-- begin RECORD LIST --
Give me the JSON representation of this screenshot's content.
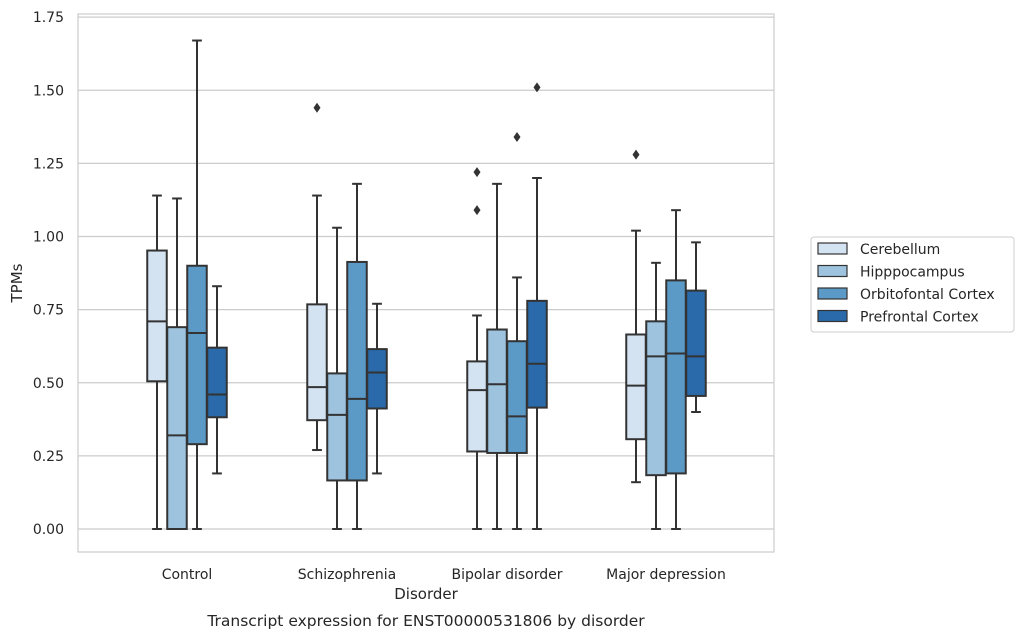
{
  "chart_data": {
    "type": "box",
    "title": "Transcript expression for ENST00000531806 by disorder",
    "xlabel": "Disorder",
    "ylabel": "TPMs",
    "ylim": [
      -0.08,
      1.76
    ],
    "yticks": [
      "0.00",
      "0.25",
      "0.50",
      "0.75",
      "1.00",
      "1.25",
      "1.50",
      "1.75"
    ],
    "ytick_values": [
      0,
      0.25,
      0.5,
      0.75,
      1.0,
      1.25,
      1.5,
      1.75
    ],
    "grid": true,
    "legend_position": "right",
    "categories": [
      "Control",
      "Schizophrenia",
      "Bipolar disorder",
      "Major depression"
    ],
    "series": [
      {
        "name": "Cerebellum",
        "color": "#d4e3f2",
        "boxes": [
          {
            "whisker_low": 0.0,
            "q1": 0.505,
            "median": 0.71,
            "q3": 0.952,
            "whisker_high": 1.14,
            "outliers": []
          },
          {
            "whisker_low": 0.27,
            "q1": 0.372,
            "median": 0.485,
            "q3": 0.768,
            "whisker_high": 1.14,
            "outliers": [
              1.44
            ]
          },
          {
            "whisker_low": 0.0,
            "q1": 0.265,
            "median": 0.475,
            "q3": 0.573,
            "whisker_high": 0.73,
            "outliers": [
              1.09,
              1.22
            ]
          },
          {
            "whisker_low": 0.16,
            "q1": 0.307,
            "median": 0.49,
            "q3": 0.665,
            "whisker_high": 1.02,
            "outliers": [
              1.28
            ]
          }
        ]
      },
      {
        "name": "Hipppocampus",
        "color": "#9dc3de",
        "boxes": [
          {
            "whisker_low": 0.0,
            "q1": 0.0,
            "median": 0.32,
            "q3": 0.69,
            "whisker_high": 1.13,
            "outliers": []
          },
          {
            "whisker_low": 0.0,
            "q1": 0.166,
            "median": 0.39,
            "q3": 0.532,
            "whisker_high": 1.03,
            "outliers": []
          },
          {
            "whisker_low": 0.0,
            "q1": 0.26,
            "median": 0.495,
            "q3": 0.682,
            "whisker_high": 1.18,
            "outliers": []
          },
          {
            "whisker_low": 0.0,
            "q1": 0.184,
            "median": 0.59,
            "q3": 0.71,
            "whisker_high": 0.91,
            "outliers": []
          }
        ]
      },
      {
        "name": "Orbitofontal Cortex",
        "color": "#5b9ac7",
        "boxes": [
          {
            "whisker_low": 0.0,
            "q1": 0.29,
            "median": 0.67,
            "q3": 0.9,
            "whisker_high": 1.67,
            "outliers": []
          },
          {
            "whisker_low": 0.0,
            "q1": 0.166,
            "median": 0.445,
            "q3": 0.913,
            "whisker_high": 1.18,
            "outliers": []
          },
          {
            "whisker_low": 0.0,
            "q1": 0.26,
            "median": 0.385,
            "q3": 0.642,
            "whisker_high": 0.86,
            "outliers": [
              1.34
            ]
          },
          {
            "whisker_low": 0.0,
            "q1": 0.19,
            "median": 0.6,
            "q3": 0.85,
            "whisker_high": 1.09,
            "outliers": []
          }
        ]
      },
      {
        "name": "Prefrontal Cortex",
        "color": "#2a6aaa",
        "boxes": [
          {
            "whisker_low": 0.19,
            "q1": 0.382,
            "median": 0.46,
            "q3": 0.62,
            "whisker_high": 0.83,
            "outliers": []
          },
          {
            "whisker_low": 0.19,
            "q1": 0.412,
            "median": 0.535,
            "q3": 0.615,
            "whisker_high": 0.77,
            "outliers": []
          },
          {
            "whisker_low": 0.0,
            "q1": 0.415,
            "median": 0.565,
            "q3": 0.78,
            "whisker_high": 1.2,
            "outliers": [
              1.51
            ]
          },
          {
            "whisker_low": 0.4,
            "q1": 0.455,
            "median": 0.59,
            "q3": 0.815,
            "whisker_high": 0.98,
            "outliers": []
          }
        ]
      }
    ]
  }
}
-- end RECORD LIST --
Pictures are to be left out; repeat all the remaining data exactly.

■ **RESULT**
Give me the JSON representation of this screenshot's content.
{
  "chart_data": {
    "type": "box",
    "title": "Transcript expression for ENST00000531806 by disorder",
    "xlabel": "Disorder",
    "ylabel": "TPMs",
    "ylim": [
      -0.08,
      1.76
    ],
    "yticks": [
      "0.00",
      "0.25",
      "0.50",
      "0.75",
      "1.00",
      "1.25",
      "1.50",
      "1.75"
    ],
    "ytick_values": [
      0,
      0.25,
      0.5,
      0.75,
      1.0,
      1.25,
      1.5,
      1.75
    ],
    "grid": true,
    "legend_position": "right",
    "categories": [
      "Control",
      "Schizophrenia",
      "Bipolar disorder",
      "Major depression"
    ],
    "series": [
      {
        "name": "Cerebellum",
        "color": "#d4e3f2",
        "boxes": [
          {
            "whisker_low": 0.0,
            "q1": 0.505,
            "median": 0.71,
            "q3": 0.952,
            "whisker_high": 1.14,
            "outliers": []
          },
          {
            "whisker_low": 0.27,
            "q1": 0.372,
            "median": 0.485,
            "q3": 0.768,
            "whisker_high": 1.14,
            "outliers": [
              1.44
            ]
          },
          {
            "whisker_low": 0.0,
            "q1": 0.265,
            "median": 0.475,
            "q3": 0.573,
            "whisker_high": 0.73,
            "outliers": [
              1.09,
              1.22
            ]
          },
          {
            "whisker_low": 0.16,
            "q1": 0.307,
            "median": 0.49,
            "q3": 0.665,
            "whisker_high": 1.02,
            "outliers": [
              1.28
            ]
          }
        ]
      },
      {
        "name": "Hipppocampus",
        "color": "#9dc3de",
        "boxes": [
          {
            "whisker_low": 0.0,
            "q1": 0.0,
            "median": 0.32,
            "q3": 0.69,
            "whisker_high": 1.13,
            "outliers": []
          },
          {
            "whisker_low": 0.0,
            "q1": 0.166,
            "median": 0.39,
            "q3": 0.532,
            "whisker_high": 1.03,
            "outliers": []
          },
          {
            "whisker_low": 0.0,
            "q1": 0.26,
            "median": 0.495,
            "q3": 0.682,
            "whisker_high": 1.18,
            "outliers": []
          },
          {
            "whisker_low": 0.0,
            "q1": 0.184,
            "median": 0.59,
            "q3": 0.71,
            "whisker_high": 0.91,
            "outliers": []
          }
        ]
      },
      {
        "name": "Orbitofontal Cortex",
        "color": "#5b9ac7",
        "boxes": [
          {
            "whisker_low": 0.0,
            "q1": 0.29,
            "median": 0.67,
            "q3": 0.9,
            "whisker_high": 1.67,
            "outliers": []
          },
          {
            "whisker_low": 0.0,
            "q1": 0.166,
            "median": 0.445,
            "q3": 0.913,
            "whisker_high": 1.18,
            "outliers": []
          },
          {
            "whisker_low": 0.0,
            "q1": 0.26,
            "median": 0.385,
            "q3": 0.642,
            "whisker_high": 0.86,
            "outliers": [
              1.34
            ]
          },
          {
            "whisker_low": 0.0,
            "q1": 0.19,
            "median": 0.6,
            "q3": 0.85,
            "whisker_high": 1.09,
            "outliers": []
          }
        ]
      },
      {
        "name": "Prefrontal Cortex",
        "color": "#2a6aaa",
        "boxes": [
          {
            "whisker_low": 0.19,
            "q1": 0.382,
            "median": 0.46,
            "q3": 0.62,
            "whisker_high": 0.83,
            "outliers": []
          },
          {
            "whisker_low": 0.19,
            "q1": 0.412,
            "median": 0.535,
            "q3": 0.615,
            "whisker_high": 0.77,
            "outliers": []
          },
          {
            "whisker_low": 0.0,
            "q1": 0.415,
            "median": 0.565,
            "q3": 0.78,
            "whisker_high": 1.2,
            "outliers": [
              1.51
            ]
          },
          {
            "whisker_low": 0.4,
            "q1": 0.455,
            "median": 0.59,
            "q3": 0.815,
            "whisker_high": 0.98,
            "outliers": []
          }
        ]
      }
    ]
  }
}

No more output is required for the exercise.